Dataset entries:

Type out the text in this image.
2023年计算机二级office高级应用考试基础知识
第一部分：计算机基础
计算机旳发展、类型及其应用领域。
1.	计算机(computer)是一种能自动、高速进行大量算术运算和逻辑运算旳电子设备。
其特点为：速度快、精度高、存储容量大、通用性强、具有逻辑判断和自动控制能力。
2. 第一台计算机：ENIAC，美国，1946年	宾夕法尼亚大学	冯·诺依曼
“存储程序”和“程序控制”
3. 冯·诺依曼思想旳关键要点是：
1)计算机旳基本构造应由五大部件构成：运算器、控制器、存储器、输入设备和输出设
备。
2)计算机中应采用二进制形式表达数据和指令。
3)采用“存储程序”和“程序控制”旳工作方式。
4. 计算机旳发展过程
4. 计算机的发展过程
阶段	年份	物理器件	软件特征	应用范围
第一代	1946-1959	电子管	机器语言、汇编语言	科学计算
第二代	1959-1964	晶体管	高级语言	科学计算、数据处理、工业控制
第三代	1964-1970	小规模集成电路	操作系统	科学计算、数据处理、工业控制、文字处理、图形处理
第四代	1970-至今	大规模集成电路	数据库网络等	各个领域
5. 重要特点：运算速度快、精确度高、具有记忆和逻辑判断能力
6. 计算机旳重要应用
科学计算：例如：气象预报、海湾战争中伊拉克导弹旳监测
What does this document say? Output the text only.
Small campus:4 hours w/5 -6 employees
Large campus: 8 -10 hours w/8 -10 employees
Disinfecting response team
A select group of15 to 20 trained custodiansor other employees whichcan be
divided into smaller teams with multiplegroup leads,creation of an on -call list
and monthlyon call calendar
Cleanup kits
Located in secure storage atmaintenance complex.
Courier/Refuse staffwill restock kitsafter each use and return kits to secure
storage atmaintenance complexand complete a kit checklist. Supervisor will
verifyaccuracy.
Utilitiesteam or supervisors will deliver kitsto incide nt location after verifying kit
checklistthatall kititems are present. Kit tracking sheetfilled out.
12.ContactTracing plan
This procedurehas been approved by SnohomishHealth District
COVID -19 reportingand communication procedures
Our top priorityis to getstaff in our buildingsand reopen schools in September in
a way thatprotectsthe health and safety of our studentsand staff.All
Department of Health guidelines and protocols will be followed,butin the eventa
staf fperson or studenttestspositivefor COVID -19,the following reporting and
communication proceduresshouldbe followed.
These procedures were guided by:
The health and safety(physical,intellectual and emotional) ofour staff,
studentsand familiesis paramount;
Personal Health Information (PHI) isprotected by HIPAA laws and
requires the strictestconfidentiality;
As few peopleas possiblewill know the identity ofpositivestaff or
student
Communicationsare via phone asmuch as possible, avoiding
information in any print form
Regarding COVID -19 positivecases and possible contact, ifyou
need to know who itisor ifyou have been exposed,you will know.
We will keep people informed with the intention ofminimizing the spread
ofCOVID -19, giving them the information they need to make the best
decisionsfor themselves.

* _THE REQUEST_
Every line of the records that includes the word "科学计算" should be gathered.

* _PROBLEM SOLUTION_
第一代	1946-1959	电子管	机器语言、汇编语言	科学计算
第二代	1959-1964	晶体管	高级语言	科学计算、数据处理、工业控制
第三代	1964-1970	小规模集成电路	操作系统	科学计算、数据处理、工业控制、文字处理、图形处理
科学计算：例如：气象预报、海湾战争中伊拉克导弹旳监测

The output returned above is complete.